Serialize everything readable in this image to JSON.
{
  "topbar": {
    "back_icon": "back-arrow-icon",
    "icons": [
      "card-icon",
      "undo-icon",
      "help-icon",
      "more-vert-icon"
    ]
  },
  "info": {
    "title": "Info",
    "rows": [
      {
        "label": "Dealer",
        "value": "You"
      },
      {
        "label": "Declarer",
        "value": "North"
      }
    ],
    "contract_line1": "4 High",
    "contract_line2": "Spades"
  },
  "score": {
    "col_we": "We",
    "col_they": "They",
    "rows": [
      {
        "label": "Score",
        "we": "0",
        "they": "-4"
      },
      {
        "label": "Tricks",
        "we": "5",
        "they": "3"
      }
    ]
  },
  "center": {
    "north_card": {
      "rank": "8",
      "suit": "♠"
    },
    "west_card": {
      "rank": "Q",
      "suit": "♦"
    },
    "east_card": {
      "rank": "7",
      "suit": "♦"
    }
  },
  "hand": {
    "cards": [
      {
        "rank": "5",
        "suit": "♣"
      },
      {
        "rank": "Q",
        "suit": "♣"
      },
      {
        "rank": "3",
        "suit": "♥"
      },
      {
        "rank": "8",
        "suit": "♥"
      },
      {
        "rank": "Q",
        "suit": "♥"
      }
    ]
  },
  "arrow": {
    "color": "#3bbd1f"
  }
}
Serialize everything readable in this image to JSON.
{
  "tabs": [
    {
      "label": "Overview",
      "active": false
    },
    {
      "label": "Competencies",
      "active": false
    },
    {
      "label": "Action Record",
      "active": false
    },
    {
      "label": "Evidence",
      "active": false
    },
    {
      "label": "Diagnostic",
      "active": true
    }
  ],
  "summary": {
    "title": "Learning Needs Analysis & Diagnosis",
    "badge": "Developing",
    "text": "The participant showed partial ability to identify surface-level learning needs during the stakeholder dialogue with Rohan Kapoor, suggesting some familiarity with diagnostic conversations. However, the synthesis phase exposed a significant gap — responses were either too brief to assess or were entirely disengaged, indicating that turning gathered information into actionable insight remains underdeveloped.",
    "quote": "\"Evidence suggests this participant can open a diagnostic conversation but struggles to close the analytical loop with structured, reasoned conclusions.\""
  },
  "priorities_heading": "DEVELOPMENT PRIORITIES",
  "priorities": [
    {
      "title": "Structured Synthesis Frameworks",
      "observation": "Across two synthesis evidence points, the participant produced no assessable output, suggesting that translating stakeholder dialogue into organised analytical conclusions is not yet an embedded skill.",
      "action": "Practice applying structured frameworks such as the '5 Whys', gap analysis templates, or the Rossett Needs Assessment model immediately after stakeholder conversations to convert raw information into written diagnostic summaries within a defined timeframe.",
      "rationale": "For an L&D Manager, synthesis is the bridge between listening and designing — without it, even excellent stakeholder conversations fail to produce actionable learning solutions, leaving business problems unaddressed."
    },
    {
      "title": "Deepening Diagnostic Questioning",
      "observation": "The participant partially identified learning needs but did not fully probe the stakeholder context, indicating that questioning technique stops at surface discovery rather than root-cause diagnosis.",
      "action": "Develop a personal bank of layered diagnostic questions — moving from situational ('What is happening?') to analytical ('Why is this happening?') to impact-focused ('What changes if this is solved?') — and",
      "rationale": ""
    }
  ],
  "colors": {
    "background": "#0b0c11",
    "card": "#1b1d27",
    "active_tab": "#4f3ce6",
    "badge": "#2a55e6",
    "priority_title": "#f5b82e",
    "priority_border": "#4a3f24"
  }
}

+-------+

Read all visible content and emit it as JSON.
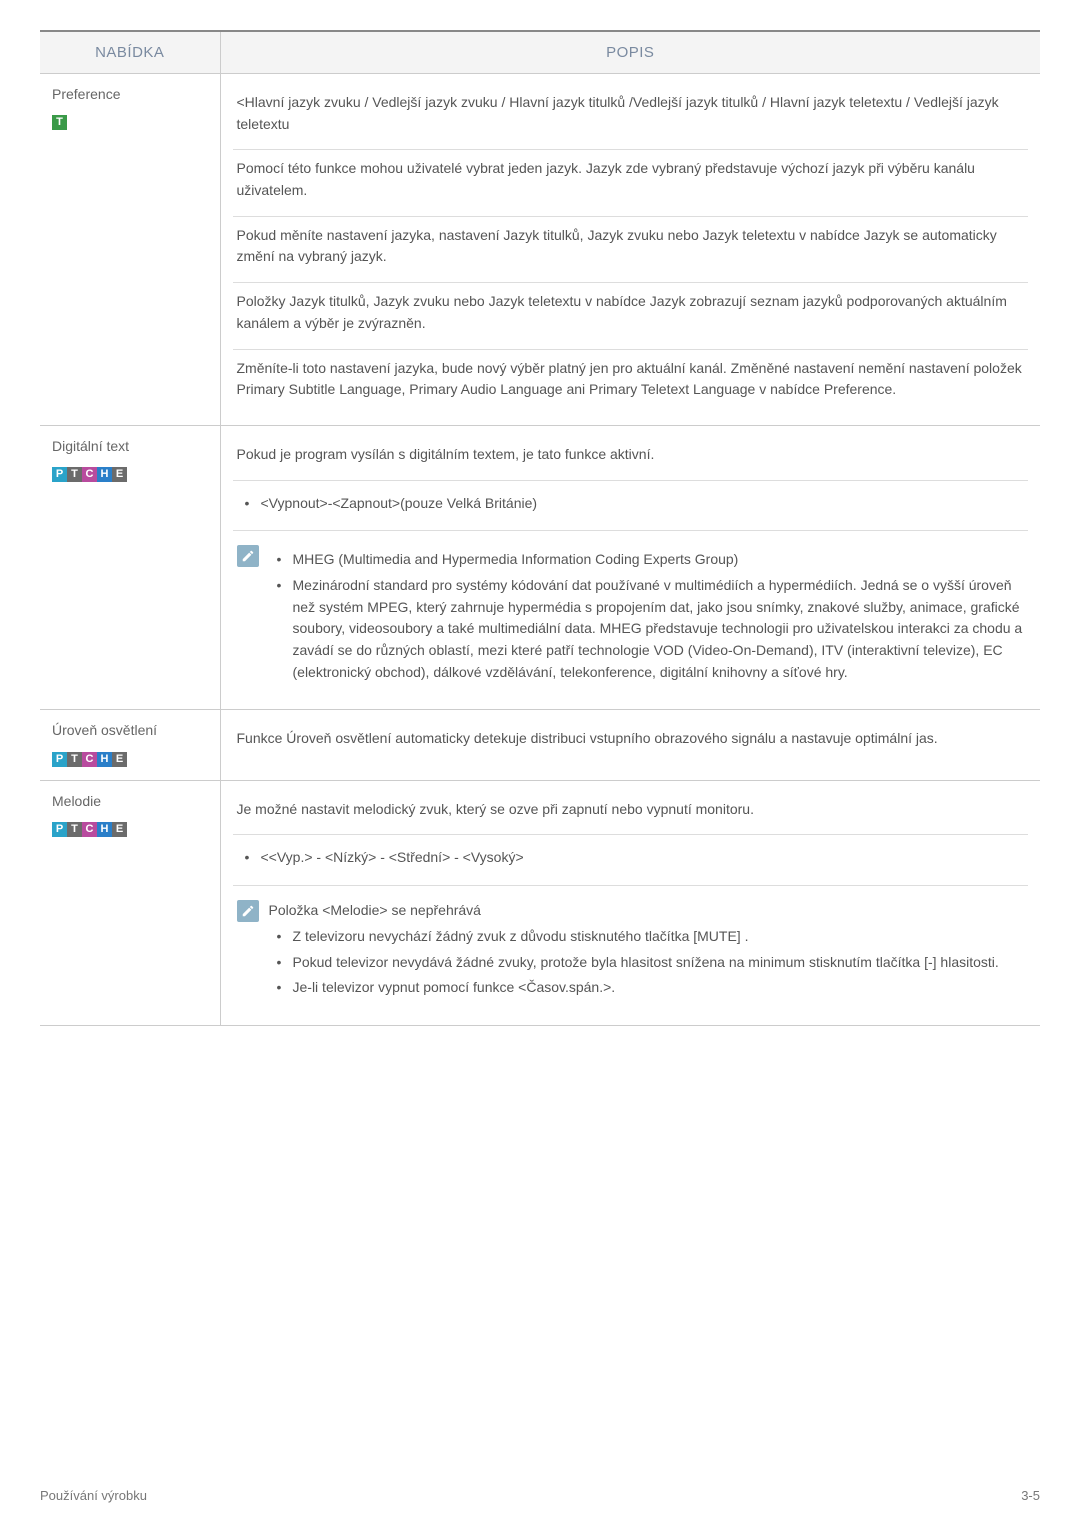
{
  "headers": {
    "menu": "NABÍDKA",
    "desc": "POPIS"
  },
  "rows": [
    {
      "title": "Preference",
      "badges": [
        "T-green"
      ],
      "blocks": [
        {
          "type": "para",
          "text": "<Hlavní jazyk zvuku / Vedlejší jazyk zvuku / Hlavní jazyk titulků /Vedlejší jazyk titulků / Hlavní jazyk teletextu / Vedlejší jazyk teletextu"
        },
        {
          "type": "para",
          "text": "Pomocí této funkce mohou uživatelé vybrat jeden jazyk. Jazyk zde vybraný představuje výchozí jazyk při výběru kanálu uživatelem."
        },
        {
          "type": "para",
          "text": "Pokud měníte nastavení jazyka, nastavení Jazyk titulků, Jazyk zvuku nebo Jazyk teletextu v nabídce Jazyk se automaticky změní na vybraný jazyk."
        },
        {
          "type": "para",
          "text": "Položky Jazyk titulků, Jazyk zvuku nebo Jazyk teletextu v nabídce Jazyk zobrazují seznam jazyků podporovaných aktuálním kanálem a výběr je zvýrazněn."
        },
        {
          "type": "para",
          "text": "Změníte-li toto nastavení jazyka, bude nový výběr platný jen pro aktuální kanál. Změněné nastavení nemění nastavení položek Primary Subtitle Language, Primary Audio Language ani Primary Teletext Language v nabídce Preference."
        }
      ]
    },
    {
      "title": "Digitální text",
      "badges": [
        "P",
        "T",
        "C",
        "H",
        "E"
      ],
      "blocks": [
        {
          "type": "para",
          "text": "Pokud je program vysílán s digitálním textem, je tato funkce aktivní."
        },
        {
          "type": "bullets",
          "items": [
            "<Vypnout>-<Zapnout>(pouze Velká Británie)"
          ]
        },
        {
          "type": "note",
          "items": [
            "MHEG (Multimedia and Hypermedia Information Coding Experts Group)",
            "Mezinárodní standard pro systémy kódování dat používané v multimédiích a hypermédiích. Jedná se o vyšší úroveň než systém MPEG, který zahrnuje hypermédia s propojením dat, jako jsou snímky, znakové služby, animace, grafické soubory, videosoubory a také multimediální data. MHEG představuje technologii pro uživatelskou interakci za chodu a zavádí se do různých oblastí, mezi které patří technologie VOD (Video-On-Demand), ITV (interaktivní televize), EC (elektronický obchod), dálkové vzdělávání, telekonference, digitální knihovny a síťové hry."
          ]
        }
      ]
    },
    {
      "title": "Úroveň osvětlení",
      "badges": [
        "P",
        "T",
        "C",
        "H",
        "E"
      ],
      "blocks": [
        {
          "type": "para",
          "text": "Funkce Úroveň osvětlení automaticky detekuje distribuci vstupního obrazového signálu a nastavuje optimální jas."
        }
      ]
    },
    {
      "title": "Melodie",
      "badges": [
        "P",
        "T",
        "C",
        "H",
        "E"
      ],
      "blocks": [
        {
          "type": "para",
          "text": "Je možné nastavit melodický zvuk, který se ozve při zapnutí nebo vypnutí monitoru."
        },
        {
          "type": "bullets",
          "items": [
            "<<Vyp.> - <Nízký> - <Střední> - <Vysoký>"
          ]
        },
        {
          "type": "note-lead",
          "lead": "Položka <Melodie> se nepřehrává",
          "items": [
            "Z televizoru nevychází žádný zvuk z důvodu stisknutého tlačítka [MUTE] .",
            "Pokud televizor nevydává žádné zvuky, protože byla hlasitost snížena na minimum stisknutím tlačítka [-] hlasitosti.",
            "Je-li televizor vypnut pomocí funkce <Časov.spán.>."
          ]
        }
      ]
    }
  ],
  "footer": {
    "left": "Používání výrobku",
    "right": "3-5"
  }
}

+-------+

Description of the task
Search the data above for the word "titulků", then gather each line in which it appears.

Result below
          "text": "<Hlavní jazyk zvuku / Vedlejší jazyk zvuku / Hlavní jazyk titulků /Vedlejší jazyk titulků / Hlavní jazyk teletextu / Vedlejší jazyk teletextu"
          "text": "Pokud měníte nastavení jazyka, nastavení Jazyk titulků, Jazyk zvuku nebo Jazyk teletextu v nabídce Jazyk se automaticky změní na vybraný jazyk."
          "text": "Položky Jazyk titulků, Jazyk zvuku nebo Jazyk teletextu v nabídce Jazyk zobrazují seznam jazyků podporovaných aktuálním kanálem a výběr je zvýrazněn."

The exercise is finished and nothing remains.